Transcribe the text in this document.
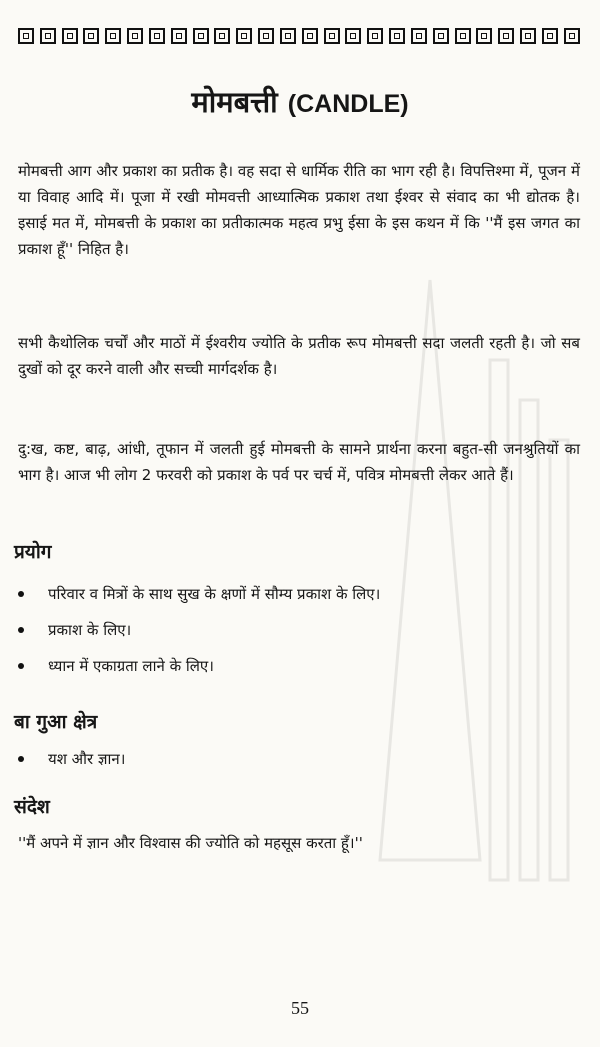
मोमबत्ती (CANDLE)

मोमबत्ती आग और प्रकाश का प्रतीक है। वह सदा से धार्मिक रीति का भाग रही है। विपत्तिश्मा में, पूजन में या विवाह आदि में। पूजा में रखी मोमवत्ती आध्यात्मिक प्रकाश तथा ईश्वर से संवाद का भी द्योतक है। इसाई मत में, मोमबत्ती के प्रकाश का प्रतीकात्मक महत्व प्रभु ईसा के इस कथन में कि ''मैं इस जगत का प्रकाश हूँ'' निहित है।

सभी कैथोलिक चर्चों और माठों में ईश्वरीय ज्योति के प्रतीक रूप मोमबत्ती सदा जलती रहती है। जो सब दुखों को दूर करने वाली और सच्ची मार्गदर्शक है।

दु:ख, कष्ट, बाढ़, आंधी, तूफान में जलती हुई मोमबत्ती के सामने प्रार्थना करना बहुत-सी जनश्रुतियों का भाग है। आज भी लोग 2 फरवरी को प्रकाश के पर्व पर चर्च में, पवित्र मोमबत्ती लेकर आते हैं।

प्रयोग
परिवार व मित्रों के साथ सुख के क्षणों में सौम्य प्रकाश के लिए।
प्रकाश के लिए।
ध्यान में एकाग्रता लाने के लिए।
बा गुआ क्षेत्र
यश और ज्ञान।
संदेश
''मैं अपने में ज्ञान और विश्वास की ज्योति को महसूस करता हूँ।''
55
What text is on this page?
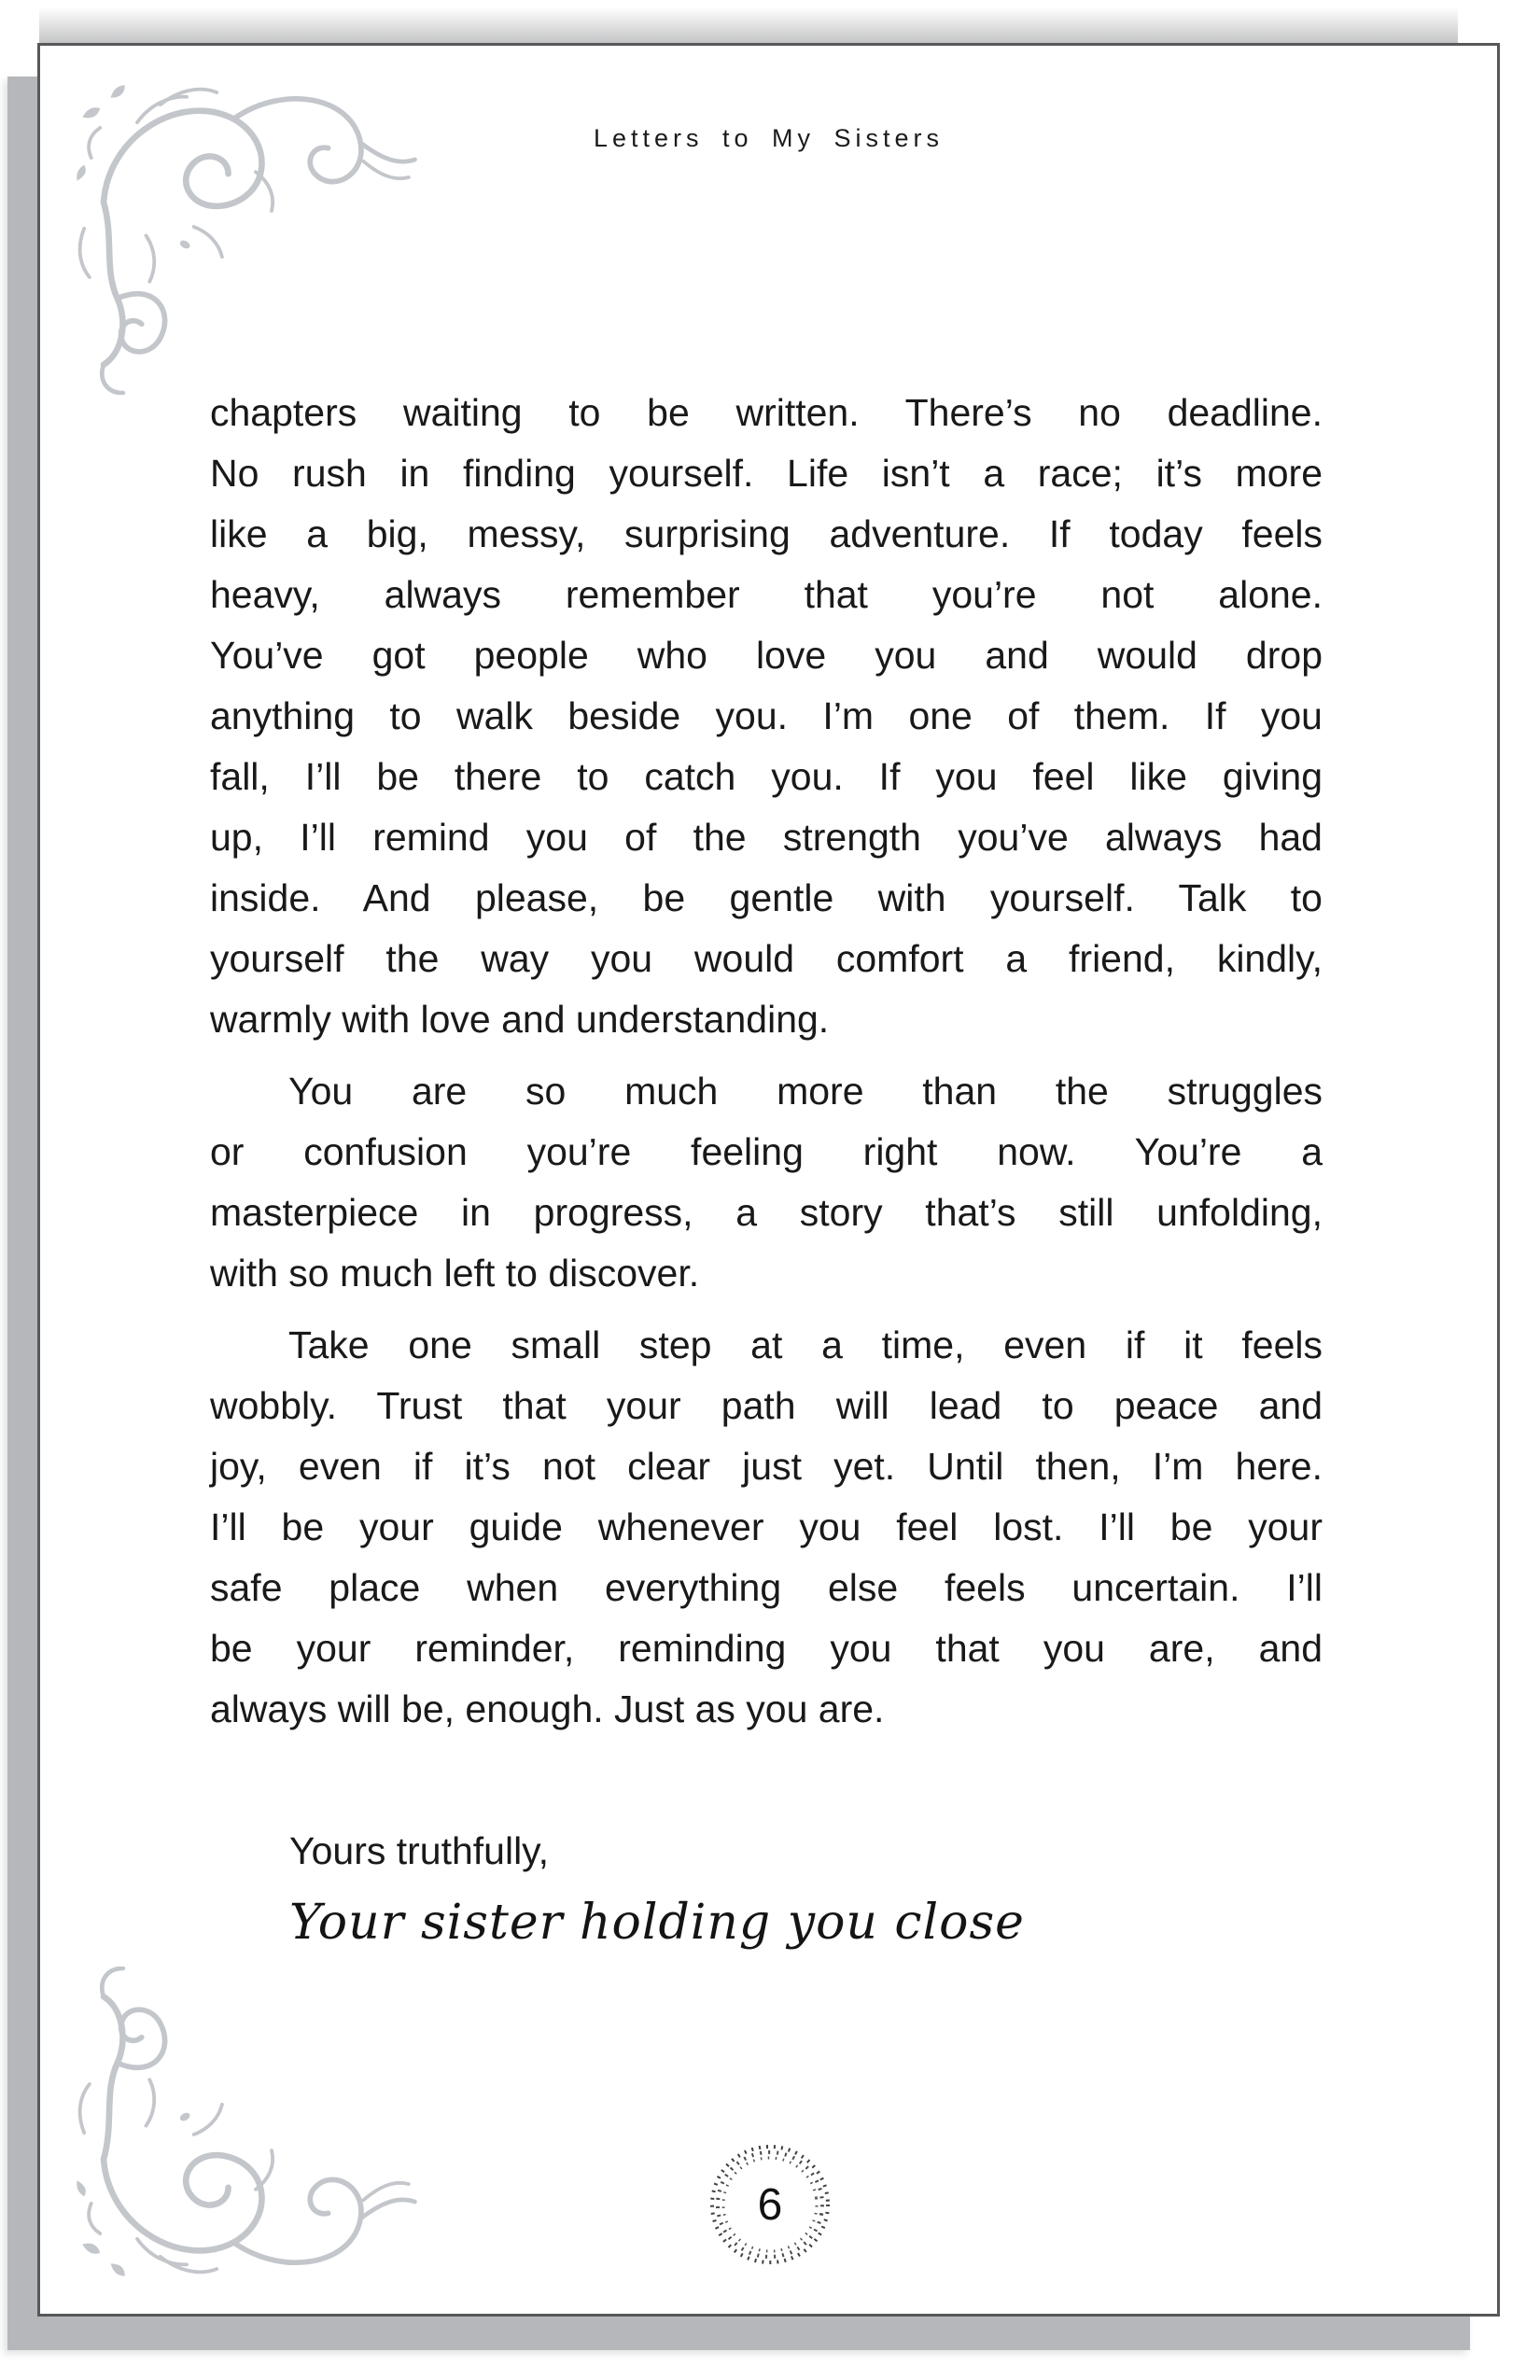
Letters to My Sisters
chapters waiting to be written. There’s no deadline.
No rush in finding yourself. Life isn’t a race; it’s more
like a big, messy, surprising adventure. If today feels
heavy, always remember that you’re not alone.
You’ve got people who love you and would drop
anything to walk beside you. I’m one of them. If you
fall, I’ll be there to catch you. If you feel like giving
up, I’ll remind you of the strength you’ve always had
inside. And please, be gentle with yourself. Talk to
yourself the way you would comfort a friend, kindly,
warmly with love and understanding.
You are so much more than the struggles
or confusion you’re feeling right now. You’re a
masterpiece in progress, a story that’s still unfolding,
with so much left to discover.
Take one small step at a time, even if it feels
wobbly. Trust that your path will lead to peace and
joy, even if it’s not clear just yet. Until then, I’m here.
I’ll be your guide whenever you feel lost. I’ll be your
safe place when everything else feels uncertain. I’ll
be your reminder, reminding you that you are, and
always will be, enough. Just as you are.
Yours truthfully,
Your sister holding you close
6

Work to complete
Leave the pictures out, and print every line of the listing exactly as written.

Exercise result
Transcribe the text in this document.
मोमबत्ती (CANDLE)

मोमबत्ती आग और प्रकाश का प्रतीक है। वह सदा से धार्मिक रीति का भाग रही है। विपत्तिश्मा में, पूजन में या विवाह आदि में। पूजा में रखी मोमवत्ती आध्यात्मिक प्रकाश तथा ईश्वर से संवाद का भी द्योतक है। इसाई मत में, मोमबत्ती के प्रकाश का प्रतीकात्मक महत्व प्रभु ईसा के इस कथन में कि ''मैं इस जगत का प्रकाश हूँ'' निहित है।

सभी कैथोलिक चर्चों और माठों में ईश्वरीय ज्योति के प्रतीक रूप मोमबत्ती सदा जलती रहती है। जो सब दुखों को दूर करने वाली और सच्ची मार्गदर्शक है।

दु:ख, कष्ट, बाढ़, आंधी, तूफान में जलती हुई मोमबत्ती के सामने प्रार्थना करना बहुत-सी जनश्रुतियों का भाग है। आज भी लोग 2 फरवरी को प्रकाश के पर्व पर चर्च में, पवित्र मोमबत्ती लेकर आते हैं।

प्रयोग
परिवार व मित्रों के साथ सुख के क्षणों में सौम्य प्रकाश के लिए।
प्रकाश के लिए।
ध्यान में एकाग्रता लाने के लिए।
बा गुआ क्षेत्र
यश और ज्ञान।
संदेश
''मैं अपने में ज्ञान और विश्वास की ज्योति को महसूस करता हूँ।''
55
What text is on this page?
Letters to My Sisters
chapters waiting to be written. There’s no deadline.
No rush in finding yourself. Life isn’t a race; it’s more
like a big, messy, surprising adventure. If today feels
heavy, always remember that you’re not alone.
You’ve got people who love you and would drop
anything to walk beside you. I’m one of them. If you
fall, I’ll be there to catch you. If you feel like giving
up, I’ll remind you of the strength you’ve always had
inside. And please, be gentle with yourself. Talk to
yourself the way you would comfort a friend, kindly,
warmly with love and understanding.
You are so much more than the struggles
or confusion you’re feeling right now. You’re a
masterpiece in progress, a story that’s still unfolding,
with so much left to discover.
Take one small step at a time, even if it feels
wobbly. Trust that your path will lead to peace and
joy, even if it’s not clear just yet. Until then, I’m here.
I’ll be your guide whenever you feel lost. I’ll be your
safe place when everything else feels uncertain. I’ll
be your reminder, reminding you that you are, and
always will be, enough. Just as you are.
Yours truthfully,
Your sister holding you close
6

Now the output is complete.